Reproduce the records below word for word, from the start of the records through the line containing "- candle-body: [369, 299, 376, 402]", with that line included.

[Listings of boxed layout items]
[start]
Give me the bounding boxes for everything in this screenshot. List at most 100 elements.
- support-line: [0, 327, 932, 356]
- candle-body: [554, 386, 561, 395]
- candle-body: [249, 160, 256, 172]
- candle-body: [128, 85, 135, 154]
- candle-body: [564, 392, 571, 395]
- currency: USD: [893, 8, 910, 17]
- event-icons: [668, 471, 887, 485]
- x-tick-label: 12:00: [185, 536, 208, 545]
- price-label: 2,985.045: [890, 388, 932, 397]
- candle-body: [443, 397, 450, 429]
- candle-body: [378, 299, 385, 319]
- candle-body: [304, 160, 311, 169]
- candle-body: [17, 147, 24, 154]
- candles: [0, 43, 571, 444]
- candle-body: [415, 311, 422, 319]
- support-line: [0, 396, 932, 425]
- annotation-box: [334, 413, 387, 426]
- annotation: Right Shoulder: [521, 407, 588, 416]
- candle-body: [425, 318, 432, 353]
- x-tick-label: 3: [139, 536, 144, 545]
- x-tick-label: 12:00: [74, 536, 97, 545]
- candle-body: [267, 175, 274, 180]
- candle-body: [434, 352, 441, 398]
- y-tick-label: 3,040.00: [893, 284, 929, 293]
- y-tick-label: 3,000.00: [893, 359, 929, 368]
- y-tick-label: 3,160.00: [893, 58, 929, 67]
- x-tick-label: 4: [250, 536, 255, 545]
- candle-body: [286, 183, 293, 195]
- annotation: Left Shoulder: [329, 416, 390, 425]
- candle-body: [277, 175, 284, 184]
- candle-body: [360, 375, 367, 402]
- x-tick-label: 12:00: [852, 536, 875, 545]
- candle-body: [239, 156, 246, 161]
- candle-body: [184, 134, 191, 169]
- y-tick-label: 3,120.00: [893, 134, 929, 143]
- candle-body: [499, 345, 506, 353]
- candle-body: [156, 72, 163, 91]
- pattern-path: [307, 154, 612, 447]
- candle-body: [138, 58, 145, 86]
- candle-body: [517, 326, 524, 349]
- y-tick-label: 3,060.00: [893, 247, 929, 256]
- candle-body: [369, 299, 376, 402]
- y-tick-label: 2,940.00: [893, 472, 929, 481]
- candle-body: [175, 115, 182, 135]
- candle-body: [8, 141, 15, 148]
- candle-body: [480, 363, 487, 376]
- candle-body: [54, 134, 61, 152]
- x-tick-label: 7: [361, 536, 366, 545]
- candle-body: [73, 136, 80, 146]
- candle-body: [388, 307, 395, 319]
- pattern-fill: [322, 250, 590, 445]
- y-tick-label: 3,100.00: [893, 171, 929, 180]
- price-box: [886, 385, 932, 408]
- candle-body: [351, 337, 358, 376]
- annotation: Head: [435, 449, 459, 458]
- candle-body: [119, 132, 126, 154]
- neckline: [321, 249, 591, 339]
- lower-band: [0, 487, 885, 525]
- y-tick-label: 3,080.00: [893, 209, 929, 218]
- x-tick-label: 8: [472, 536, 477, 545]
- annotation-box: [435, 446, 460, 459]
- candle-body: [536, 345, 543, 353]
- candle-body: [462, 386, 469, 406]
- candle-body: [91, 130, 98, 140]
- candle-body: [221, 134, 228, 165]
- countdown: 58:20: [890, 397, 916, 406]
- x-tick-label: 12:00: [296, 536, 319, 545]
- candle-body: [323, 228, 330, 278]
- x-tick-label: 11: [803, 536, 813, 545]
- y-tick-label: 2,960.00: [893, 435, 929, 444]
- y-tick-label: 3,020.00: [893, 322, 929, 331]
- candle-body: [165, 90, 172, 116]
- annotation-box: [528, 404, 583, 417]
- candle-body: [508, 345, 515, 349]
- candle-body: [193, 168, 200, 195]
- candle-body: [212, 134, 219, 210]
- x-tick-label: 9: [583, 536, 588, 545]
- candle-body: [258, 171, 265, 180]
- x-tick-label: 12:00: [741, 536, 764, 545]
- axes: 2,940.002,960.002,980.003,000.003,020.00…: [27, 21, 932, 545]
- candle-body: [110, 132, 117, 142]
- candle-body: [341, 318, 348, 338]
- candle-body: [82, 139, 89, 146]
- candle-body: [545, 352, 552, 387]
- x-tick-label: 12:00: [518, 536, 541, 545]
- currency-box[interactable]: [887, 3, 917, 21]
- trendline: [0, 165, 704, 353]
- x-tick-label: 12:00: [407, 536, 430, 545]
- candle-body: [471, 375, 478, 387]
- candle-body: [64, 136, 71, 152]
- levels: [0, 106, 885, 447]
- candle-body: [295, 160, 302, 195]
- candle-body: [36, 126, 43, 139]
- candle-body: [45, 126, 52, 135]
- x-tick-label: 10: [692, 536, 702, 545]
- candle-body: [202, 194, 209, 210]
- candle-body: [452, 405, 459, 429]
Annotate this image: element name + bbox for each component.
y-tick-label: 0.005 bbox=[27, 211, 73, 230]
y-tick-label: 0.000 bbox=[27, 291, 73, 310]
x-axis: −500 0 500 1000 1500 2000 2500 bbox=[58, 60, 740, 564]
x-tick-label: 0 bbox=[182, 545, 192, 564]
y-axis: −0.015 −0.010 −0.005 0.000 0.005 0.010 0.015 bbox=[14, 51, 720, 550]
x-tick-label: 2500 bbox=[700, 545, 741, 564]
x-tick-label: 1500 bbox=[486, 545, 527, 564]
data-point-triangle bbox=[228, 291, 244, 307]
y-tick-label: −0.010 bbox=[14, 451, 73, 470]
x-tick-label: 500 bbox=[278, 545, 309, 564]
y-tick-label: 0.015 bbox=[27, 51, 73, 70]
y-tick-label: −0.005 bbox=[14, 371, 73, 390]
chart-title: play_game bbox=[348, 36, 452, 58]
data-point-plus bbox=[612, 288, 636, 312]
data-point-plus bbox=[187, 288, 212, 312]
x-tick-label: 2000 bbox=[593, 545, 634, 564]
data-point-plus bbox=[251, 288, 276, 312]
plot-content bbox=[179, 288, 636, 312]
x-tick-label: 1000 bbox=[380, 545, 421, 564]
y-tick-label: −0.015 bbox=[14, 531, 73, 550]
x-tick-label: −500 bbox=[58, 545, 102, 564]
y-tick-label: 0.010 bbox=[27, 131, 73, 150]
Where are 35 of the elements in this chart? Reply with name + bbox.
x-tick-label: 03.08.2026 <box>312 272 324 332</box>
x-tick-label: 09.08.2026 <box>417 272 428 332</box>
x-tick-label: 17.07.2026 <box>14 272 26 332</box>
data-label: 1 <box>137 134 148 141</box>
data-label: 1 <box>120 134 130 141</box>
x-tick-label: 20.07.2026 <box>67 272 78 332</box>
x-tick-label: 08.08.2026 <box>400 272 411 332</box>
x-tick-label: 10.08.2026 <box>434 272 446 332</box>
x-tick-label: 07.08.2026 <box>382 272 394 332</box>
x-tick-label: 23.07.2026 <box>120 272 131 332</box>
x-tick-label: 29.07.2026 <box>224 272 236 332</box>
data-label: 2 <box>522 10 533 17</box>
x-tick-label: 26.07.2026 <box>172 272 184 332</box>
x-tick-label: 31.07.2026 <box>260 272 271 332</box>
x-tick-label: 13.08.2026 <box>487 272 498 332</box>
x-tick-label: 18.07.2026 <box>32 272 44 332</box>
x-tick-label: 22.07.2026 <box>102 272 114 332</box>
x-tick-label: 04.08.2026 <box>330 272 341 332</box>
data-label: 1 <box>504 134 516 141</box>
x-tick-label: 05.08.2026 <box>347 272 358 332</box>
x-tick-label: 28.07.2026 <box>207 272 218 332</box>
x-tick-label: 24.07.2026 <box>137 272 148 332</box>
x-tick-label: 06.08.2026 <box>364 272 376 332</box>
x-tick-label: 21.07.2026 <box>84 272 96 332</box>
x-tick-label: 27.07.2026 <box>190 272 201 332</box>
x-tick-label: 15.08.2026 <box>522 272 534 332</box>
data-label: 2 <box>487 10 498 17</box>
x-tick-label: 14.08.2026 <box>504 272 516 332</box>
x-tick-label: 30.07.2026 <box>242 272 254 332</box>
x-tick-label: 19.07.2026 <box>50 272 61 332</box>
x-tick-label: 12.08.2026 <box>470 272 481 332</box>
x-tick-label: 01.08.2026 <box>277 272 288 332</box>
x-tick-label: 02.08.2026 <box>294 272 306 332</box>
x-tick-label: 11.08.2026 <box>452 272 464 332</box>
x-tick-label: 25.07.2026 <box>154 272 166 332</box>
[end]
** Answer below **
Give me the bounding boxes for everything in this screenshot. List at most 100 elements.
- support-line: [0, 327, 932, 356]
- candle-body: [554, 386, 561, 395]
- candle-body: [249, 160, 256, 172]
- candle-body: [128, 85, 135, 154]
- candle-body: [564, 392, 571, 395]
- currency: USD: [893, 8, 910, 17]
- event-icons: [668, 471, 887, 485]
- x-tick-label: 12:00: [185, 536, 208, 545]
- price-label: 2,985.045: [890, 388, 932, 397]
- candle-body: [443, 397, 450, 429]
- candle-body: [378, 299, 385, 319]
- candle-body: [304, 160, 311, 169]
- candle-body: [17, 147, 24, 154]
- candles: [0, 43, 571, 444]
- candle-body: [415, 311, 422, 319]
- support-line: [0, 396, 932, 425]
- annotation-box: [334, 413, 387, 426]
- annotation: Right Shoulder: [521, 407, 588, 416]
- candle-body: [425, 318, 432, 353]
- x-tick-label: 3: [139, 536, 144, 545]
- x-tick-label: 12:00: [74, 536, 97, 545]
- candle-body: [267, 175, 274, 180]
- candle-body: [434, 352, 441, 398]
- y-tick-label: 3,040.00: [893, 284, 929, 293]
- y-tick-label: 3,000.00: [893, 359, 929, 368]
- y-tick-label: 3,160.00: [893, 58, 929, 67]
- x-tick-label: 4: [250, 536, 255, 545]
- candle-body: [286, 183, 293, 195]
- annotation: Left Shoulder: [329, 416, 390, 425]
- candle-body: [277, 175, 284, 184]
- candle-body: [360, 375, 367, 402]
- x-tick-label: 12:00: [852, 536, 875, 545]
- candle-body: [239, 156, 246, 161]
- candle-body: [184, 134, 191, 169]
- y-tick-label: 3,120.00: [893, 134, 929, 143]
- candle-body: [499, 345, 506, 353]
- candle-body: [156, 72, 163, 91]
- pattern-path: [307, 154, 612, 447]
- candle-body: [138, 58, 145, 86]
- candle-body: [517, 326, 524, 349]
- y-tick-label: 3,060.00: [893, 247, 929, 256]
- candle-body: [369, 299, 376, 402]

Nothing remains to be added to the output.